◆ The problem
Return all of the data exactly as given.

>> Start Listing

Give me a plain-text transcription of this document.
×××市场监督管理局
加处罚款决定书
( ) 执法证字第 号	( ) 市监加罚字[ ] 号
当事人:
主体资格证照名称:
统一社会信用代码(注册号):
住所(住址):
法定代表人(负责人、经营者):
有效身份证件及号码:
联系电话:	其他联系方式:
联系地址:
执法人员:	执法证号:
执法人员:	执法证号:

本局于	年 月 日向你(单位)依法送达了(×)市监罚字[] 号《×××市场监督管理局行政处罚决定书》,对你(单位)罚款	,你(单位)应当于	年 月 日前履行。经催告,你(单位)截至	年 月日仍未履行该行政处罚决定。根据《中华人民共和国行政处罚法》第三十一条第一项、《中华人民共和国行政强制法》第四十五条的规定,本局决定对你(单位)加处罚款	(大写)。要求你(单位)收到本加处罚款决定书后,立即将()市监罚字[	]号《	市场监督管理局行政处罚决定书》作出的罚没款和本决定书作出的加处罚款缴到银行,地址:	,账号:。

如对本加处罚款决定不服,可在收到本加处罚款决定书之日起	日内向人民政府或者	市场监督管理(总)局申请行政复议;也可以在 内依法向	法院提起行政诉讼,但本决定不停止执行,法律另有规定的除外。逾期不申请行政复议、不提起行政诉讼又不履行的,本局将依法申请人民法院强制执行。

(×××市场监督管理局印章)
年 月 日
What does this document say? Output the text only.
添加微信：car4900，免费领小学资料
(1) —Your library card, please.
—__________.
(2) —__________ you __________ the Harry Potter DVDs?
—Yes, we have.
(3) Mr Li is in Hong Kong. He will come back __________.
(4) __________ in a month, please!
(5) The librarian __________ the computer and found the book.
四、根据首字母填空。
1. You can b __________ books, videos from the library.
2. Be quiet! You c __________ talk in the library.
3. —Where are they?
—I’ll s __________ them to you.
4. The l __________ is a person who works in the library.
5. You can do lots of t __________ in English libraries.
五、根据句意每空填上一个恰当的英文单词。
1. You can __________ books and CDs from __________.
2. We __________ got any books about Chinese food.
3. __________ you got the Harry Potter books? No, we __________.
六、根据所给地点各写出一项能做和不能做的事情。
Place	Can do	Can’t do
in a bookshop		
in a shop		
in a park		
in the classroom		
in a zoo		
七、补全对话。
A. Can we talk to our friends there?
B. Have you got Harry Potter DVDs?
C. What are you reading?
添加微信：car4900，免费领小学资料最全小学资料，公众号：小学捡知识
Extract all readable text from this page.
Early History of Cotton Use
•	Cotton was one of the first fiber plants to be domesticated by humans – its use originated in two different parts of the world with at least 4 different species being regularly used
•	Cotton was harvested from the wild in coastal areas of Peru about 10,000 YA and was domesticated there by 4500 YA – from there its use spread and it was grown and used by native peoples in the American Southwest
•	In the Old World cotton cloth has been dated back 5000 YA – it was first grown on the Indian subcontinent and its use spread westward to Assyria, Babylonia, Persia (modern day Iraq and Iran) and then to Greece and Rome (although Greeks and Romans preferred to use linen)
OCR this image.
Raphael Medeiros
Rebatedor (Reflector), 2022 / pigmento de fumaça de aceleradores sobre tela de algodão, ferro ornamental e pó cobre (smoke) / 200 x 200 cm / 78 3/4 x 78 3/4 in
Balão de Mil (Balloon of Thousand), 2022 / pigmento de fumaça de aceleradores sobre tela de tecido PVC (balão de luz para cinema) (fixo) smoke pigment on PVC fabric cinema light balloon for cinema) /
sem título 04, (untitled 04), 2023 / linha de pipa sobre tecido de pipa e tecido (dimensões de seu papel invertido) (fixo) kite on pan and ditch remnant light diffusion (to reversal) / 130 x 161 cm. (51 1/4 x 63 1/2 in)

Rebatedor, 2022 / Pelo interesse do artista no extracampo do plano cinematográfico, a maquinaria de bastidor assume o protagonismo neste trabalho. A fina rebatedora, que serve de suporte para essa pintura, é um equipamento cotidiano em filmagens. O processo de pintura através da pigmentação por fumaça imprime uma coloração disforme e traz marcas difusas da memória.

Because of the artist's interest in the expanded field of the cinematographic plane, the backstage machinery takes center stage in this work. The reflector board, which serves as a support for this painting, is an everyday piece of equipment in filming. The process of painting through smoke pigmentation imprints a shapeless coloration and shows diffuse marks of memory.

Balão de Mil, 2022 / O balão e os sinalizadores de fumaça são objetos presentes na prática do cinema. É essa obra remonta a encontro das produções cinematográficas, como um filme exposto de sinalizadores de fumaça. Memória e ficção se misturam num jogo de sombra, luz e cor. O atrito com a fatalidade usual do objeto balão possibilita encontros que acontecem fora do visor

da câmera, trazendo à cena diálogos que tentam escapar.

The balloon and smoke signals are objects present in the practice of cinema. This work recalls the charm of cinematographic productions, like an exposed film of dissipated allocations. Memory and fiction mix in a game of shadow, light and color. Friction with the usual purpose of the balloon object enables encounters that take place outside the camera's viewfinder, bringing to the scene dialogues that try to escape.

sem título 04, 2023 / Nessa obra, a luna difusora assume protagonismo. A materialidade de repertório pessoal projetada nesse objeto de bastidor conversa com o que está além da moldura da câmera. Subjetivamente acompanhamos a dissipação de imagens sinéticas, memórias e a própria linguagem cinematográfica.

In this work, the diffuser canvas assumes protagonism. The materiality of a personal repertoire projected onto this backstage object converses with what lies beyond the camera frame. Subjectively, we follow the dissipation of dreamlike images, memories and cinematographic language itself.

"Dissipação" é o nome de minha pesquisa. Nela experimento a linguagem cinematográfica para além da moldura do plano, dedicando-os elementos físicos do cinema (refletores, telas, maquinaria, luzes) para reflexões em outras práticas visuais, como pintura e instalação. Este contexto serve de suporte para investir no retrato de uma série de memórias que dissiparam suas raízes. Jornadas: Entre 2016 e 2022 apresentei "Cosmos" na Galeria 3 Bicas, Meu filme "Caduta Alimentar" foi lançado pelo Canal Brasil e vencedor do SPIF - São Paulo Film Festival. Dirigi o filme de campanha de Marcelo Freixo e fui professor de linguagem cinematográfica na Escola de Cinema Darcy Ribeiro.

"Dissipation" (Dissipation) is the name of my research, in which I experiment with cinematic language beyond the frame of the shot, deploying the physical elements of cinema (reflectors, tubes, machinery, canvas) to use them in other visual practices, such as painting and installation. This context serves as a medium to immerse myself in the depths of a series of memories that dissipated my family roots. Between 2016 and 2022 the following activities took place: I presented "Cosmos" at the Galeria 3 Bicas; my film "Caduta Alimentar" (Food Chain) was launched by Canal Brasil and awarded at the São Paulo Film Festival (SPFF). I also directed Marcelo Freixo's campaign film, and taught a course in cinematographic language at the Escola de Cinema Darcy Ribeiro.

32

>> End Listing

◆ Task solution
Give me a plain-text transcription of this document.
×××市场监督管理局
加处罚款决定书
( ) 执法证字第 号	( ) 市监加罚字[ ] 号
当事人:
主体资格证照名称:
统一社会信用代码(注册号):
住所(住址):
法定代表人(负责人、经营者):
有效身份证件及号码:
联系电话:	其他联系方式:
联系地址:
执法人员:	执法证号:
执法人员:	执法证号:

本局于	年 月 日向你(单位)依法送达了(×)市监罚字[] 号《×××市场监督管理局行政处罚决定书》,对你(单位)罚款	,你(单位)应当于	年 月 日前履行。经催告,你(单位)截至	年 月日仍未履行该行政处罚决定。根据《中华人民共和国行政处罚法》第三十一条第一项、《中华人民共和国行政强制法》第四十五条的规定,本局决定对你(单位)加处罚款	(大写)。要求你(单位)收到本加处罚款决定书后,立即将()市监罚字[	]号《	市场监督管理局行政处罚决定书》作出的罚没款和本决定书作出的加处罚款缴到银行,地址:	,账号:。

如对本加处罚款决定不服,可在收到本加处罚款决定书之日起	日内向人民政府或者	市场监督管理(总)局申请行政复议;也可以在 内依法向	法院提起行政诉讼,但本决定不停止执行,法律另有规定的除外。逾期不申请行政复议、不提起行政诉讼又不履行的,本局将依法申请人民法院强制执行。

(×××市场监督管理局印章)
年 月 日
What does this document say? Output the text only.
添加微信：car4900，免费领小学资料
(1) —Your library card, please.
—__________.
(2) —__________ you __________ the Harry Potter DVDs?
—Yes, we have.
(3) Mr Li is in Hong Kong. He will come back __________.
(4) __________ in a month, please!
(5) The librarian __________ the computer and found the book.
四、根据首字母填空。
1. You can b __________ books, videos from the library.
2. Be quiet! You c __________ talk in the library.
3. —Where are they?
—I’ll s __________ them to you.
4. The l __________ is a person who works in the library.
5. You can do lots of t __________ in English libraries.
五、根据句意每空填上一个恰当的英文单词。
1. You can __________ books and CDs from __________.
2. We __________ got any books about Chinese food.
3. __________ you got the Harry Potter books? No, we __________.
六、根据所给地点各写出一项能做和不能做的事情。
Place	Can do	Can’t do
in a bookshop		
in a shop		
in a park		
in the classroom		
in a zoo		
七、补全对话。
A. Can we talk to our friends there?
B. Have you got Harry Potter DVDs?
C. What are you reading?
添加微信：car4900，免费领小学资料最全小学资料，公众号：小学捡知识
Extract all readable text from this page.
Early History of Cotton Use
•	Cotton was one of the first fiber plants to be domesticated by humans – its use originated in two different parts of the world with at least 4 different species being regularly used
•	Cotton was harvested from the wild in coastal areas of Peru about 10,000 YA and was domesticated there by 4500 YA – from there its use spread and it was grown and used by native peoples in the American Southwest
•	In the Old World cotton cloth has been dated back 5000 YA – it was first grown on the Indian subcontinent and its use spread westward to Assyria, Babylonia, Persia (modern day Iraq and Iran) and then to Greece and Rome (although Greeks and Romans preferred to use linen)
OCR this image.
Raphael Medeiros
Rebatedor (Reflector), 2022 / pigmento de fumaça de aceleradores sobre tela de algodão, ferro ornamental e pó cobre (smoke) / 200 x 200 cm / 78 3/4 x 78 3/4 in
Balão de Mil (Balloon of Thousand), 2022 / pigmento de fumaça de aceleradores sobre tela de tecido PVC (balão de luz para cinema) (fixo) smoke pigment on PVC fabric cinema light balloon for cinema) /
sem título 04, (untitled 04), 2023 / linha de pipa sobre tecido de pipa e tecido (dimensões de seu papel invertido) (fixo) kite on pan and ditch remnant light diffusion (to reversal) / 130 x 161 cm. (51 1/4 x 63 1/2 in)

Rebatedor, 2022 / Pelo interesse do artista no extracampo do plano cinematográfico, a maquinaria de bastidor assume o protagonismo neste trabalho. A fina rebatedora, que serve de suporte para essa pintura, é um equipamento cotidiano em filmagens. O processo de pintura através da pigmentação por fumaça imprime uma coloração disforme e traz marcas difusas da memória.

Because of the artist's interest in the expanded field of the cinematographic plane, the backstage machinery takes center stage in this work. The reflector board, which serves as a support for this painting, is an everyday piece of equipment in filming. The process of painting through smoke pigmentation imprints a shapeless coloration and shows diffuse marks of memory.

Balão de Mil, 2022 / O balão e os sinalizadores de fumaça são objetos presentes na prática do cinema. É essa obra remonta a encontro das produções cinematográficas, como um filme exposto de sinalizadores de fumaça. Memória e ficção se misturam num jogo de sombra, luz e cor. O atrito com a fatalidade usual do objeto balão possibilita encontros que acontecem fora do visor

da câmera, trazendo à cena diálogos que tentam escapar.

The balloon and smoke signals are objects present in the practice of cinema. This work recalls the charm of cinematographic productions, like an exposed film of dissipated allocations. Memory and fiction mix in a game of shadow, light and color. Friction with the usual purpose of the balloon object enables encounters that take place outside the camera's viewfinder, bringing to the scene dialogues that try to escape.

sem título 04, 2023 / Nessa obra, a luna difusora assume protagonismo. A materialidade de repertório pessoal projetada nesse objeto de bastidor conversa com o que está além da moldura da câmera. Subjetivamente acompanhamos a dissipação de imagens sinéticas, memórias e a própria linguagem cinematográfica.

In this work, the diffuser canvas assumes protagonism. The materiality of a personal repertoire projected onto this backstage object converses with what lies beyond the camera frame. Subjectively, we follow the dissipation of dreamlike images, memories and cinematographic language itself.

"Dissipação" é o nome de minha pesquisa. Nela experimento a linguagem cinematográfica para além da moldura do plano, dedicando-os elementos físicos do cinema (refletores, telas, maquinaria, luzes) para reflexões em outras práticas visuais, como pintura e instalação. Este contexto serve de suporte para investir no retrato de uma série de memórias que dissiparam suas raízes. Jornadas: Entre 2016 e 2022 apresentei "Cosmos" na Galeria 3 Bicas, Meu filme "Caduta Alimentar" foi lançado pelo Canal Brasil e vencedor do SPIF - São Paulo Film Festival. Dirigi o filme de campanha de Marcelo Freixo e fui professor de linguagem cinematográfica na Escola de Cinema Darcy Ribeiro.

"Dissipation" (Dissipation) is the name of my research, in which I experiment with cinematic language beyond the frame of the shot, deploying the physical elements of cinema (reflectors, tubes, machinery, canvas) to use them in other visual practices, such as painting and installation. This context serves as a medium to immerse myself in the depths of a series of memories that dissipated my family roots. Between 2016 and 2022 the following activities took place: I presented "Cosmos" at the Galeria 3 Bicas; my film "Caduta Alimentar" (Food Chain) was launched by Canal Brasil and awarded at the São Paulo Film Festival (SPFF). I also directed Marcelo Freixo's campaign film, and taught a course in cinematographic language at the Escola de Cinema Darcy Ribeiro.

32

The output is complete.